GIVEN EXERCISE »
Return the lines where the word "spread" occurs.

DATA PROVIDED »
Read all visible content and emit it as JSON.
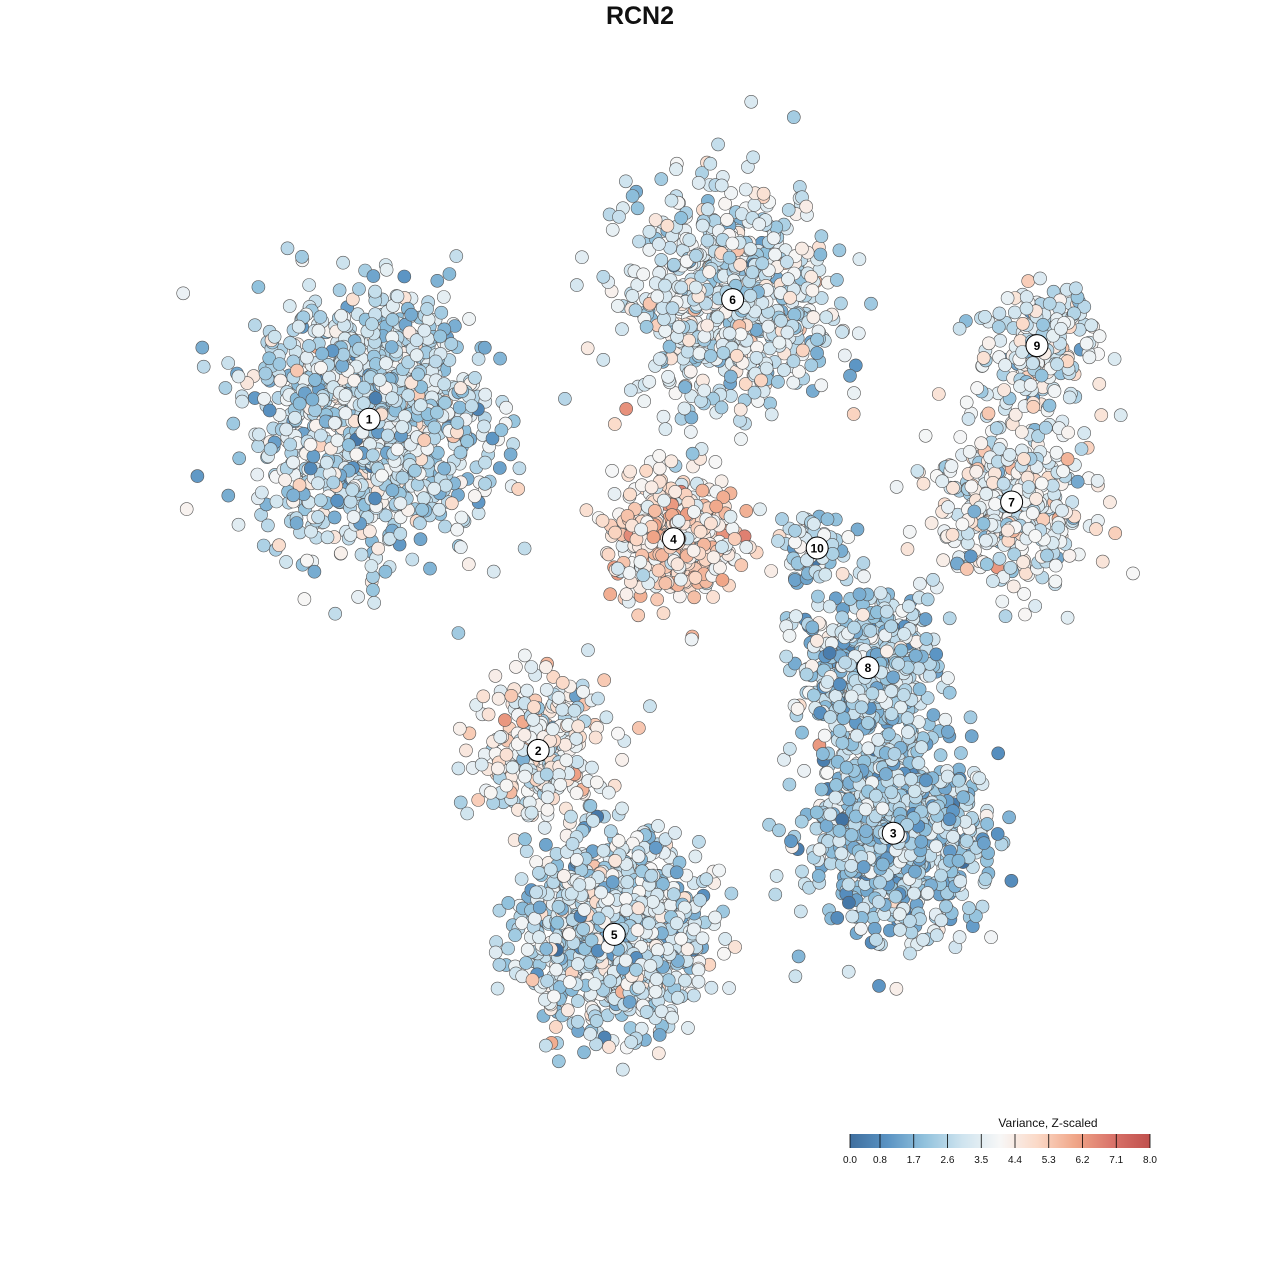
{
  "chart_data": {
    "type": "scatter",
    "title": "RCN2",
    "subtitle": "",
    "xlabel": "",
    "ylabel": "",
    "grid": false,
    "axes_visible": false,
    "color_scale": {
      "title": "Variance, Z-scaled",
      "min": 0.0,
      "max": 8.0,
      "ticks": [
        "0.0",
        "0.8",
        "1.7",
        "2.6",
        "3.5",
        "4.4",
        "5.3",
        "6.2",
        "7.1",
        "8.0"
      ],
      "colors": [
        "#3f6f9f",
        "#5a93c3",
        "#92c2dd",
        "#cfe4ef",
        "#f7f7f7",
        "#fbd9c7",
        "#f0a688",
        "#d9736a",
        "#c0504d"
      ],
      "placement": "bottom-right"
    },
    "clusters": [
      {
        "label": "1",
        "x": 0.2,
        "y": 0.74,
        "mean_value": 2.9,
        "spread": 0.13,
        "n": 1300
      },
      {
        "label": "2",
        "x": 0.4,
        "y": 0.38,
        "mean_value": 3.8,
        "spread": 0.08,
        "n": 300
      },
      {
        "label": "3",
        "x": 0.82,
        "y": 0.29,
        "mean_value": 2.4,
        "spread": 0.1,
        "n": 900
      },
      {
        "label": "4",
        "x": 0.56,
        "y": 0.61,
        "mean_value": 4.6,
        "spread": 0.07,
        "n": 450
      },
      {
        "label": "5",
        "x": 0.49,
        "y": 0.18,
        "mean_value": 3.0,
        "spread": 0.1,
        "n": 1100
      },
      {
        "label": "6",
        "x": 0.63,
        "y": 0.87,
        "mean_value": 3.2,
        "spread": 0.12,
        "n": 700
      },
      {
        "label": "7",
        "x": 0.96,
        "y": 0.65,
        "mean_value": 3.6,
        "spread": 0.09,
        "n": 400
      },
      {
        "label": "8",
        "x": 0.79,
        "y": 0.47,
        "mean_value": 2.5,
        "spread": 0.08,
        "n": 500
      },
      {
        "label": "9",
        "x": 0.99,
        "y": 0.82,
        "mean_value": 3.4,
        "spread": 0.07,
        "n": 200
      },
      {
        "label": "10",
        "x": 0.73,
        "y": 0.6,
        "mean_value": 2.7,
        "spread": 0.04,
        "n": 80
      }
    ],
    "xlim": [
      0,
      1.1
    ],
    "ylim": [
      0,
      1.0
    ]
  }
}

OUTPUT FOR THIS TASK »
        "spread": 0.13,
        "spread": 0.08,
        "spread": 0.1,
        "spread": 0.07,
        "spread": 0.1,
        "spread": 0.12,
        "spread": 0.09,
        "spread": 0.08,
        "spread": 0.07,
        "spread": 0.04,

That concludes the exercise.